▶ TO DO
Locate the lines that hold the string "document". Copy every such line.

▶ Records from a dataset
—————
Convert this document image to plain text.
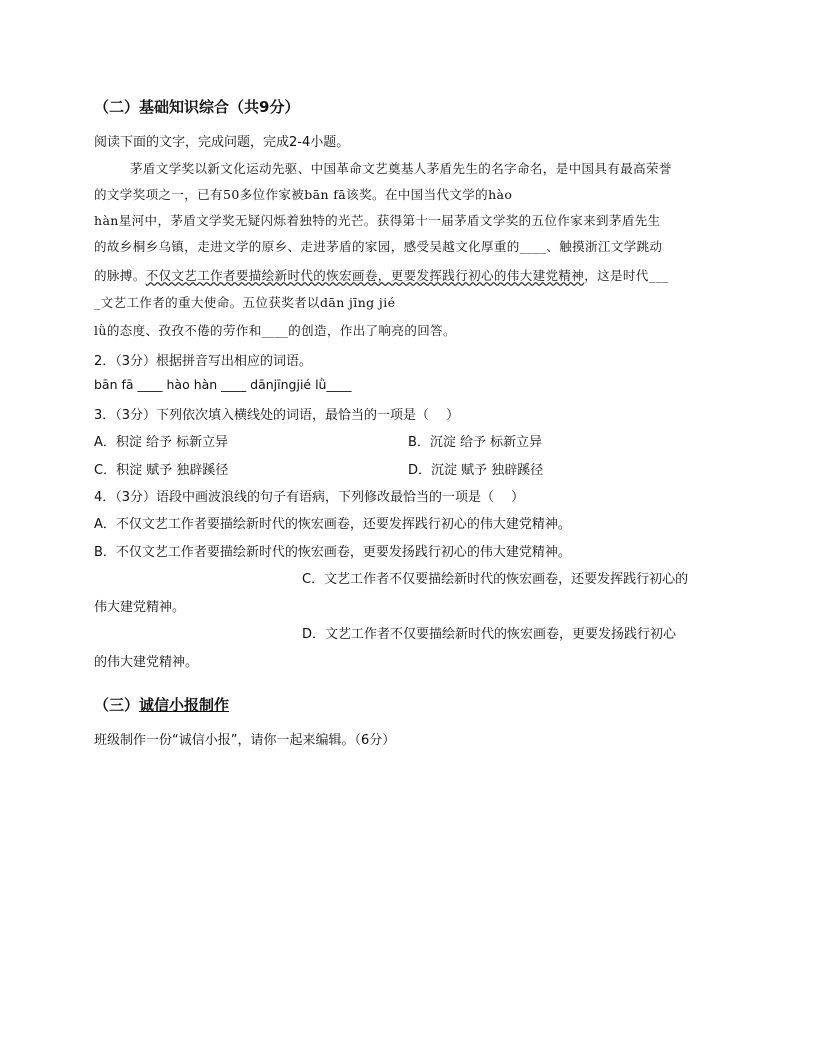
（二）基础知识综合（共9分）
阅读下面的文字，完成问题，完成2-4小题。
茅盾文学奖以新文化运动先驱、中国革命文艺奠基人茅盾先生的名字命名，是中国具有最高荣誉
的文学奖项之一，已有50多位作家被bān fā该奖。在中国当代文学的hào
hàn星河中，茅盾文学奖无疑闪烁着独特的光芒。获得第十一届茅盾文学奖的五位作家来到茅盾先生
的故乡桐乡乌镇，走进文学的原乡、走进茅盾的家园，感受吴越文化厚重的____、触摸浙江文学跳动
的脉搏。不仅文艺工作者要描绘新时代的恢宏画卷，更要发挥践行初心的伟大建党精神，这是时代___
_文艺工作者的重大使命。五位获奖者以dān jīng jié
lǜ的态度、孜孜不倦的劳作和____的创造，作出了响亮的回答。
2．（3分）根据拼音写出相应的词语。
bān fā ____ hào hàn ____ dānjīngjié lǜ____
3．（3分）下列依次填入横线处的词语，最恰当的一项是（　 ）
A．积淀 给予 标新立异	B．沉淀 给予 标新立异
C．积淀 赋予 独辟蹊径	D．沉淀 赋予 独辟蹊径
4．（3分）语段中画波浪线的句子有语病，下列修改最恰当的一项是（　 ）
A．不仅文艺工作者要描绘新时代的恢宏画卷，还要发挥践行初心的伟大建党精神。
B．不仅文艺工作者要描绘新时代的恢宏画卷，更要发扬践行初心的伟大建党精神。
C．文艺工作者不仅要描绘新时代的恢宏画卷，还要发挥践行初心的
伟大建党精神。
D．文艺工作者不仅要描绘新时代的恢宏画卷，更要发扬践行初心
的伟大建党精神。
（三）诚信小报制作
班级制作一份“诚信小报”，请你一起来编辑。（6分）
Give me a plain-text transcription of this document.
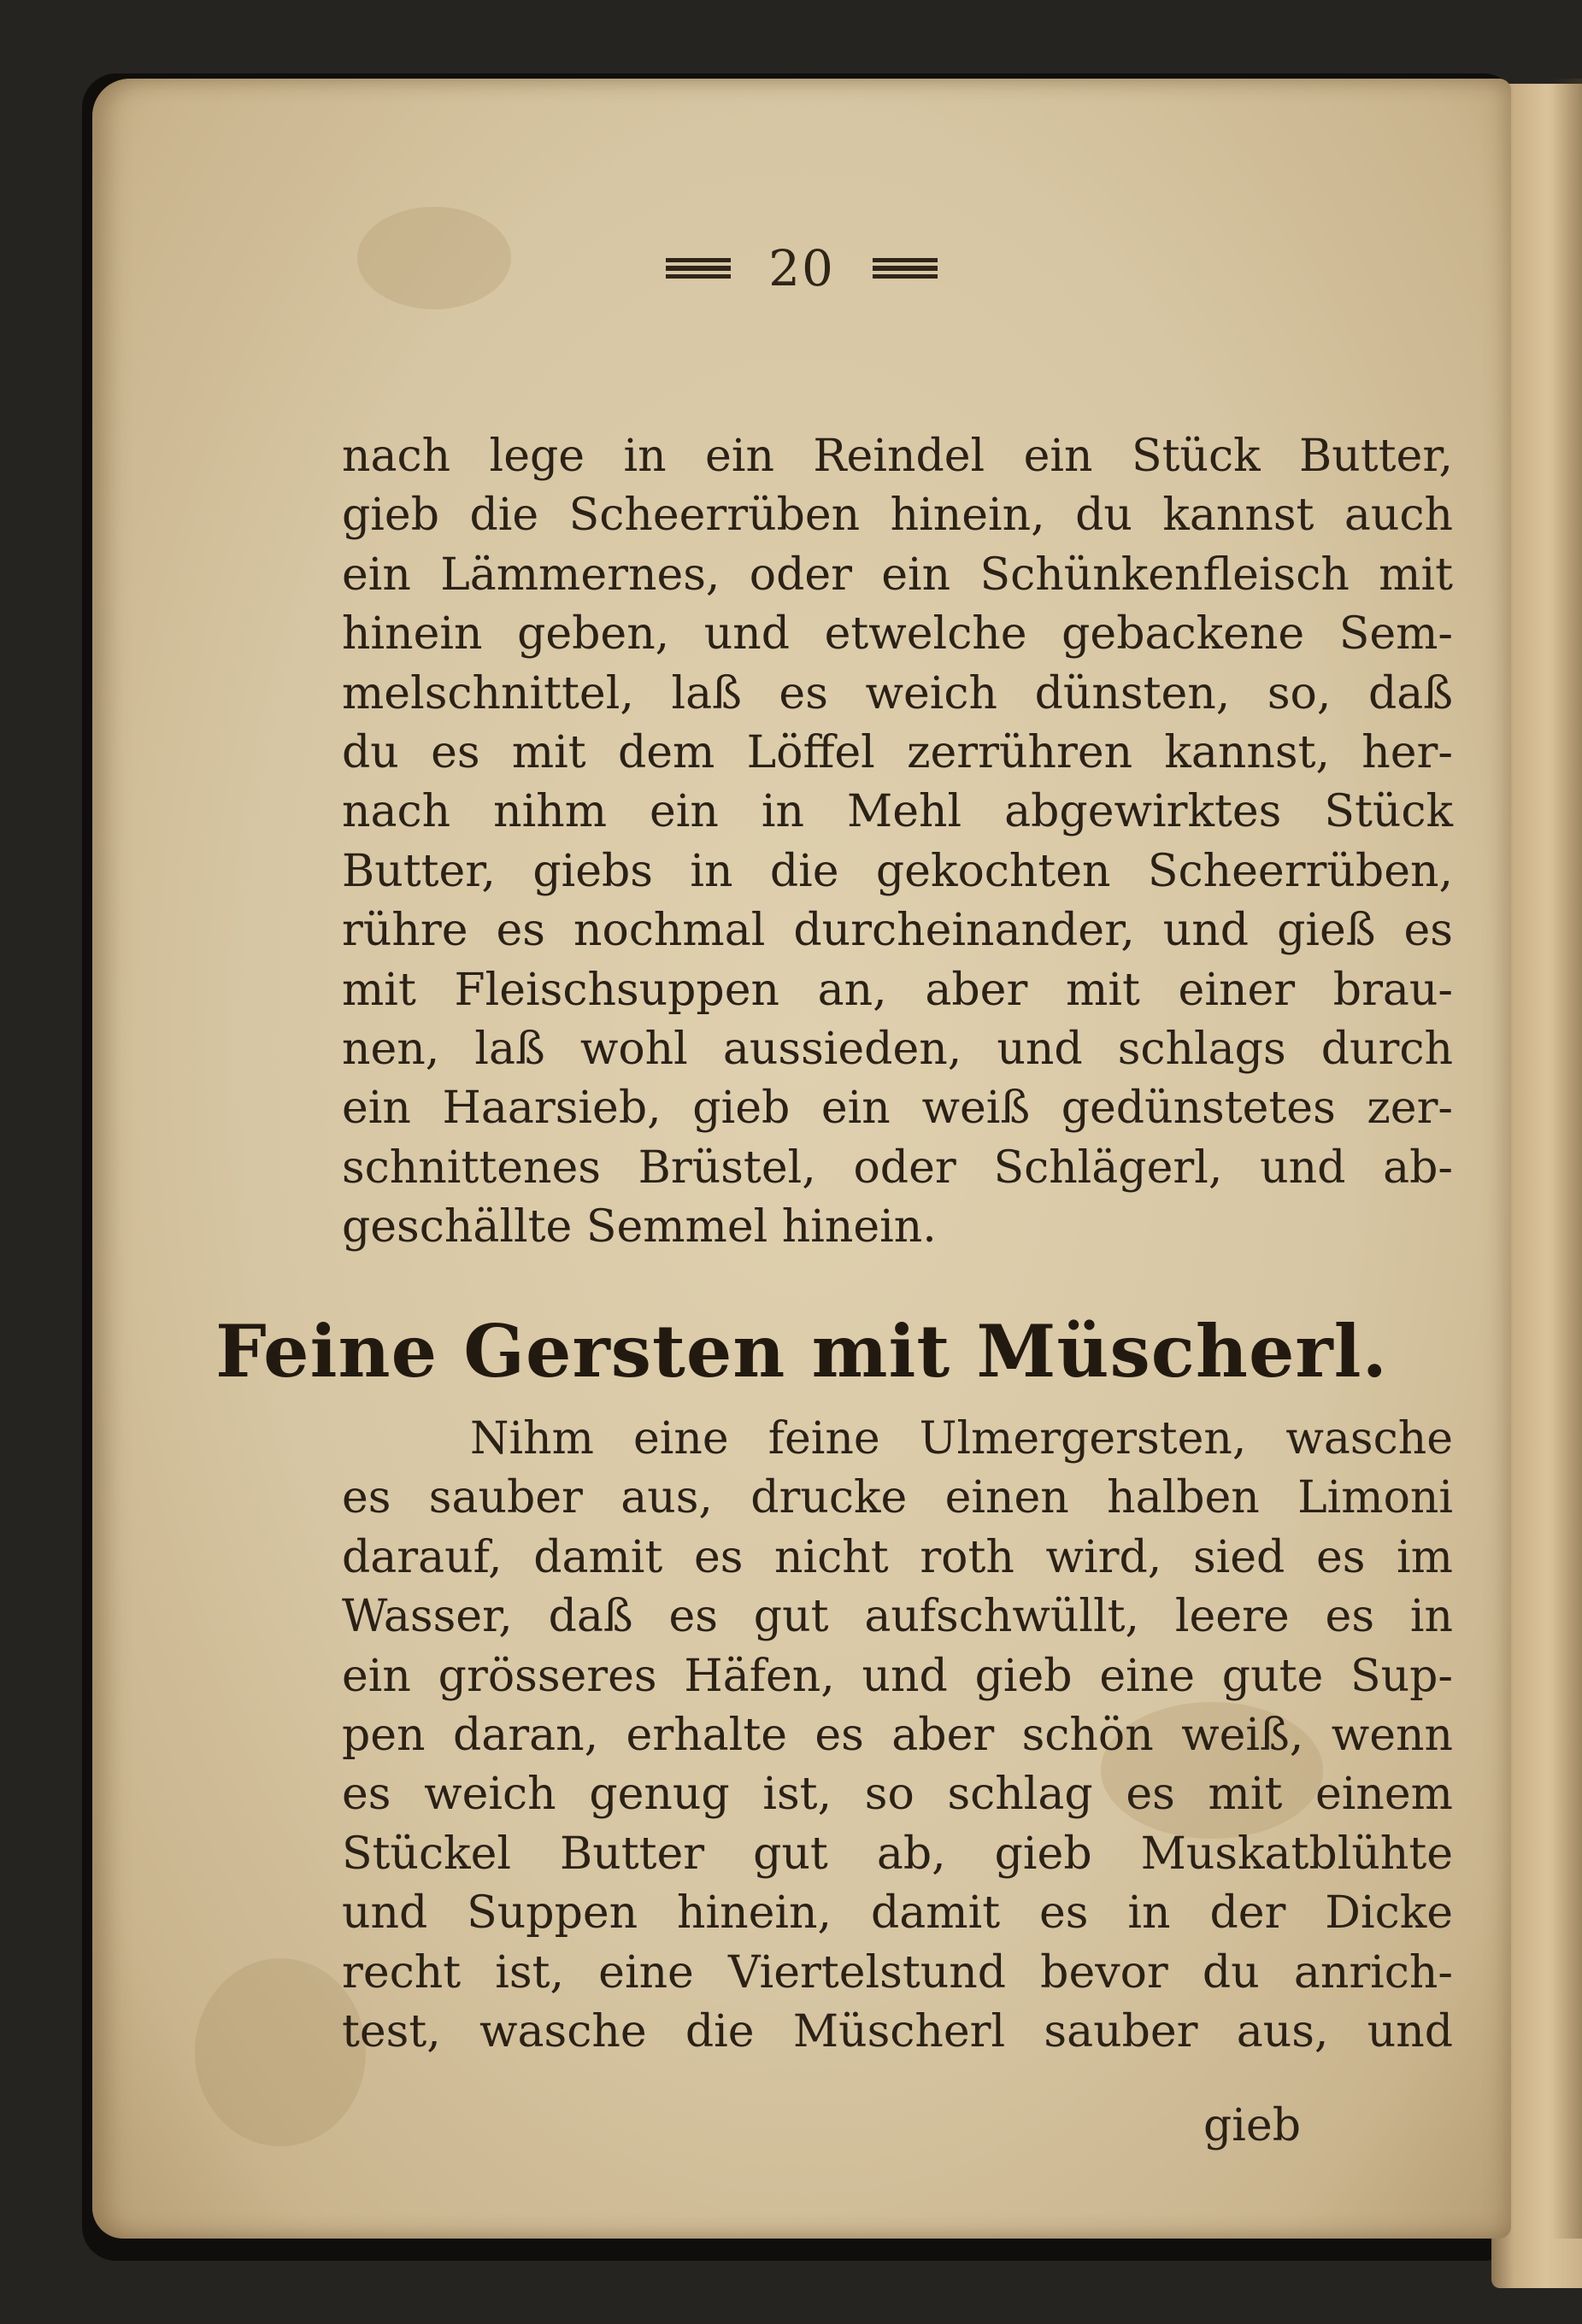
20
nach lege in ein Reindel ein Stück Butter,
gieb die Scheerrüben hinein, du kannst auch
ein Lämmernes, oder ein Schünkenfleisch mit
hinein geben, und etwelche gebackene Sem-
melschnittel, laß es weich dünsten, so, daß
du es mit dem Löffel zerrühren kannst, her-
nach nihm ein in Mehl abgewirktes Stück
Butter, giebs in die gekochten Scheerrüben,
rühre es nochmal durcheinander, und gieß es
mit Fleischsuppen an, aber mit einer brau-
nen, laß wohl aussieden, und schlags durch
ein Haarsieb, gieb ein weiß gedünstetes zer-
schnittenes Brüstel, oder Schlägerl, und ab-
geschällte Semmel hinein.
Feine Gersten mit Müscherl.
Nihm eine feine Ulmergersten, wasche
es sauber aus, drucke einen halben Limoni
darauf, damit es nicht roth wird, sied es im
Wasser, daß es gut aufschwüllt, leere es in
ein grösseres Häfen, und gieb eine gute Sup-
pen daran, erhalte es aber schön weiß, wenn
es weich genug ist, so schlag es mit einem
Stückel Butter gut ab, gieb Muskatblühte
und Suppen hinein, damit es in der Dicke
recht ist, eine Viertelstund bevor du anrich-
test, wasche die Müscherl sauber aus, und
gieb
—————
▶ ANSWER
Convert this document image to plain text.
Give me a plain-text transcription of this document.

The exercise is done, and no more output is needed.